*** Given records ***

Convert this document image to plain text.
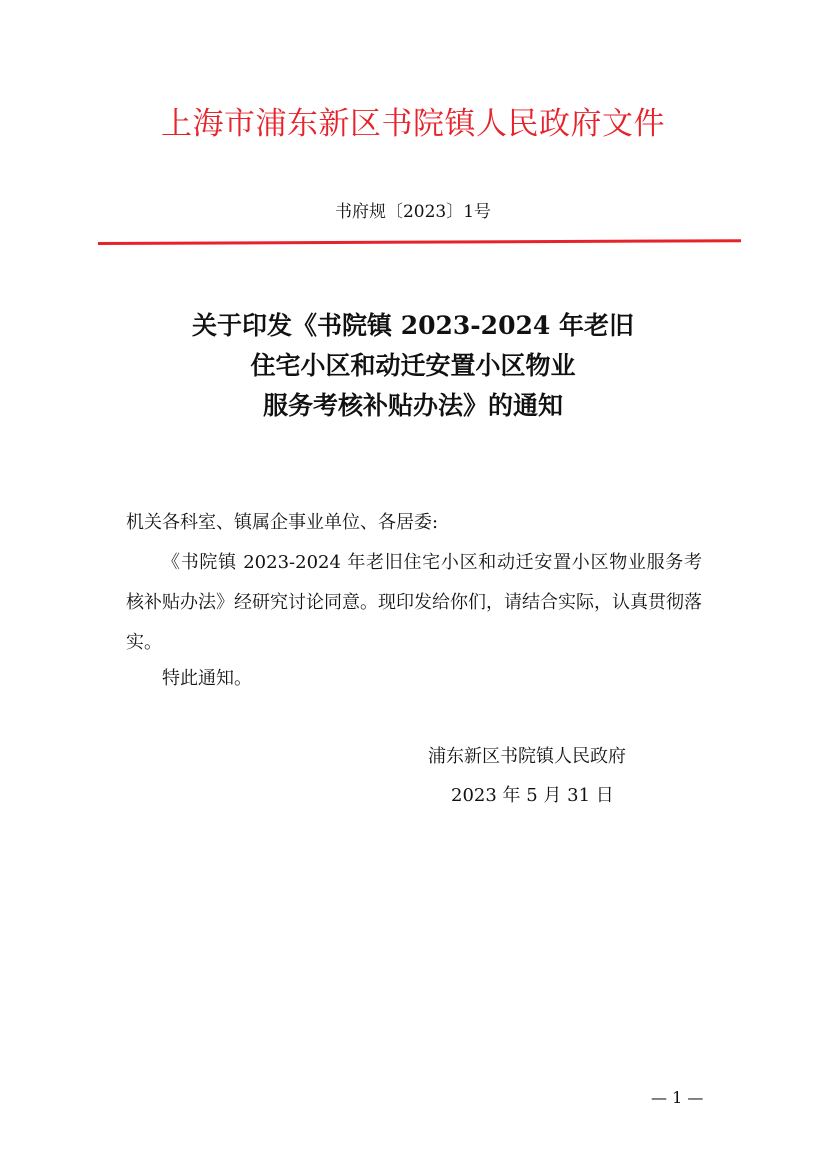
上海市浦东新区书院镇人民政府文件
书府规〔2023〕1号
关于印发《书院镇 2023-2024 年老旧
住宅小区和动迁安置小区物业
服务考核补贴办法》的通知
机关各科室、镇属企事业单位、各居委:

《书院镇 2023-2024 年老旧住宅小区和动迁安置小区物业服务考核补贴办法》经研究讨论同意。现印发给你们，请结合实际，认真贯彻落实。

特此通知。
浦东新区书院镇人民政府
2023 年 5 月 31 日
— 1 —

***

§ Required work
Print the listing above in full, exactly as written. Omit any pictures.

§ Result for this task
Convert this document image to plain text.
上海市浦东新区书院镇人民政府文件
书府规〔2023〕1号
关于印发《书院镇 2023-2024 年老旧
住宅小区和动迁安置小区物业
服务考核补贴办法》的通知
机关各科室、镇属企事业单位、各居委:

《书院镇 2023-2024 年老旧住宅小区和动迁安置小区物业服务考核补贴办法》经研究讨论同意。现印发给你们，请结合实际，认真贯彻落实。

特此通知。
浦东新区书院镇人民政府
2023 年 5 月 31 日
— 1 —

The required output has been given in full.